▶ **Stated task**: Repeat the material below exactly, with no pictures.

▶ **Entries**:
● ● ●
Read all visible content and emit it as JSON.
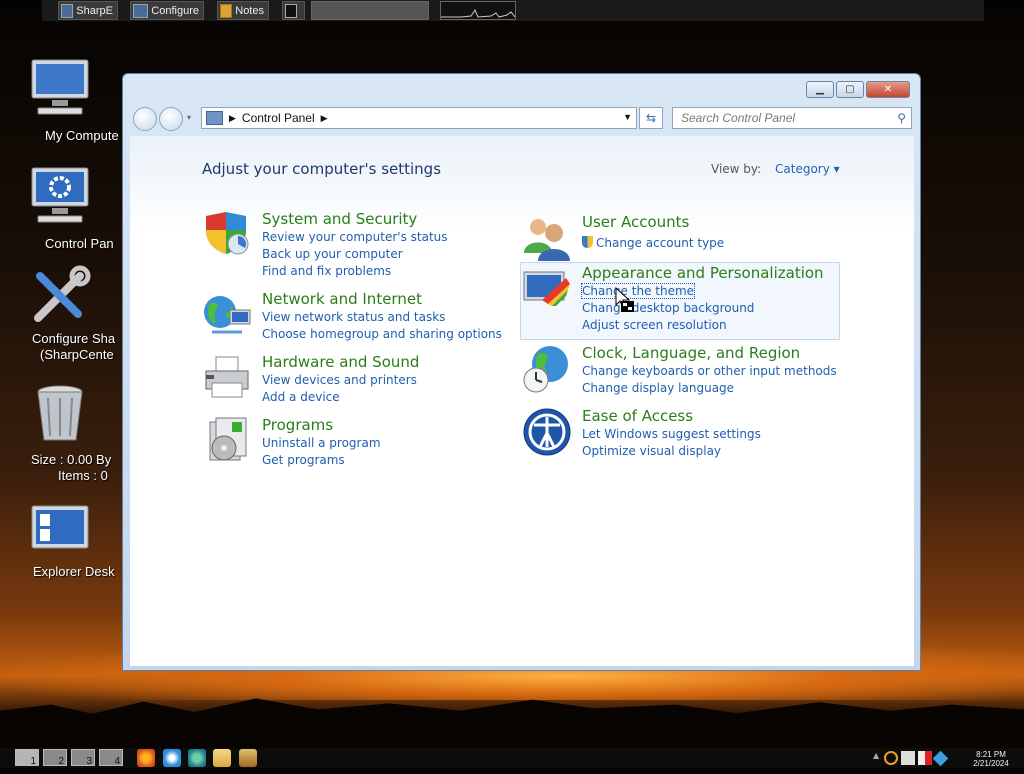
{
  "top_taskbar": {
    "items": [
      {
        "label": "SharpE",
        "icon": "monitor-icon"
      },
      {
        "label": "Configure",
        "icon": "monitor-icon"
      },
      {
        "label": "Notes",
        "icon": "notes-icon"
      },
      {
        "label": "",
        "icon": "terminal-icon"
      }
    ]
  },
  "desktop": {
    "icons": [
      {
        "label": "My Compute",
        "icon": "computer-icon"
      },
      {
        "label": "Control Pan",
        "icon": "control-panel-icon"
      },
      {
        "label": "Configure Sha",
        "label2": "(SharpCente",
        "icon": "tools-icon"
      },
      {
        "label": "Size : 0.00 By",
        "label2": "Items : 0",
        "icon": "recycle-bin-icon"
      },
      {
        "label": "Explorer Desk",
        "icon": "explorer-icon"
      }
    ]
  },
  "window": {
    "address": {
      "crumb": "Control Panel"
    },
    "search": {
      "placeholder": "Search Control Panel"
    },
    "heading": "Adjust your computer's settings",
    "view_by": {
      "label": "View by:",
      "value": "Category"
    },
    "categories_left": [
      {
        "title": "System and Security",
        "links": [
          "Review your computer's status",
          "Back up your computer",
          "Find and fix problems"
        ],
        "icon": "shield-icon"
      },
      {
        "title": "Network and Internet",
        "links": [
          "View network status and tasks",
          "Choose homegroup and sharing options"
        ],
        "icon": "network-globe-icon"
      },
      {
        "title": "Hardware and Sound",
        "links": [
          "View devices and printers",
          "Add a device"
        ],
        "icon": "printer-icon"
      },
      {
        "title": "Programs",
        "links": [
          "Uninstall a program",
          "Get programs"
        ],
        "icon": "programs-icon"
      }
    ],
    "categories_right": [
      {
        "title": "User Accounts",
        "links": [
          "Change account type"
        ],
        "icon": "users-icon"
      },
      {
        "title": "Appearance and Personalization",
        "links": [
          "Change the theme",
          "Change desktop background",
          "Adjust screen resolution"
        ],
        "icon": "appearance-icon"
      },
      {
        "title": "Clock, Language, and Region",
        "links": [
          "Change keyboards or other input methods",
          "Change display language"
        ],
        "icon": "clock-globe-icon"
      },
      {
        "title": "Ease of Access",
        "links": [
          "Let Windows suggest settings",
          "Optimize visual display"
        ],
        "icon": "ease-of-access-icon"
      }
    ]
  },
  "bottom_taskbar": {
    "workspaces": [
      "1",
      "2",
      "3",
      "4"
    ],
    "quicklaunch": [
      "firefox-icon",
      "ie-icon",
      "browser-icon",
      "folder-icon",
      "media-icon"
    ],
    "clock": {
      "time": "8:21 PM",
      "date": "2/21/2024"
    }
  }
}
● ● ●
▶ **Answer to this task**:
Read all visible content and emit it as JSON.
{
  "top_taskbar": {
    "items": [
      {
        "label": "SharpE",
        "icon": "monitor-icon"
      },
      {
        "label": "Configure",
        "icon": "monitor-icon"
      },
      {
        "label": "Notes",
        "icon": "notes-icon"
      },
      {
        "label": "",
        "icon": "terminal-icon"
      }
    ]
  },
  "desktop": {
    "icons": [
      {
        "label": "My Compute",
        "icon": "computer-icon"
      },
      {
        "label": "Control Pan",
        "icon": "control-panel-icon"
      },
      {
        "label": "Configure Sha",
        "label2": "(SharpCente",
        "icon": "tools-icon"
      },
      {
        "label": "Size : 0.00 By",
        "label2": "Items : 0",
        "icon": "recycle-bin-icon"
      },
      {
        "label": "Explorer Desk",
        "icon": "explorer-icon"
      }
    ]
  },
  "window": {
    "address": {
      "crumb": "Control Panel"
    },
    "search": {
      "placeholder": "Search Control Panel"
    },
    "heading": "Adjust your computer's settings",
    "view_by": {
      "label": "View by:",
      "value": "Category"
    },
    "categories_left": [
      {
        "title": "System and Security",
        "links": [
          "Review your computer's status",
          "Back up your computer",
          "Find and fix problems"
        ],
        "icon": "shield-icon"
      },
      {
        "title": "Network and Internet",
        "links": [
          "View network status and tasks",
          "Choose homegroup and sharing options"
        ],
        "icon": "network-globe-icon"
      },
      {
        "title": "Hardware and Sound",
        "links": [
          "View devices and printers",
          "Add a device"
        ],
        "icon": "printer-icon"
      },
      {
        "title": "Programs",
        "links": [
          "Uninstall a program",
          "Get programs"
        ],
        "icon": "programs-icon"
      }
    ],
    "categories_right": [
      {
        "title": "User Accounts",
        "links": [
          "Change account type"
        ],
        "icon": "users-icon"
      },
      {
        "title": "Appearance and Personalization",
        "links": [
          "Change the theme",
          "Change desktop background",
          "Adjust screen resolution"
        ],
        "icon": "appearance-icon"
      },
      {
        "title": "Clock, Language, and Region",
        "links": [
          "Change keyboards or other input methods",
          "Change display language"
        ],
        "icon": "clock-globe-icon"
      },
      {
        "title": "Ease of Access",
        "links": [
          "Let Windows suggest settings",
          "Optimize visual display"
        ],
        "icon": "ease-of-access-icon"
      }
    ]
  },
  "bottom_taskbar": {
    "workspaces": [
      "1",
      "2",
      "3",
      "4"
    ],
    "quicklaunch": [
      "firefox-icon",
      "ie-icon",
      "browser-icon",
      "folder-icon",
      "media-icon"
    ],
    "clock": {
      "time": "8:21 PM",
      "date": "2/21/2024"
    }
  }
}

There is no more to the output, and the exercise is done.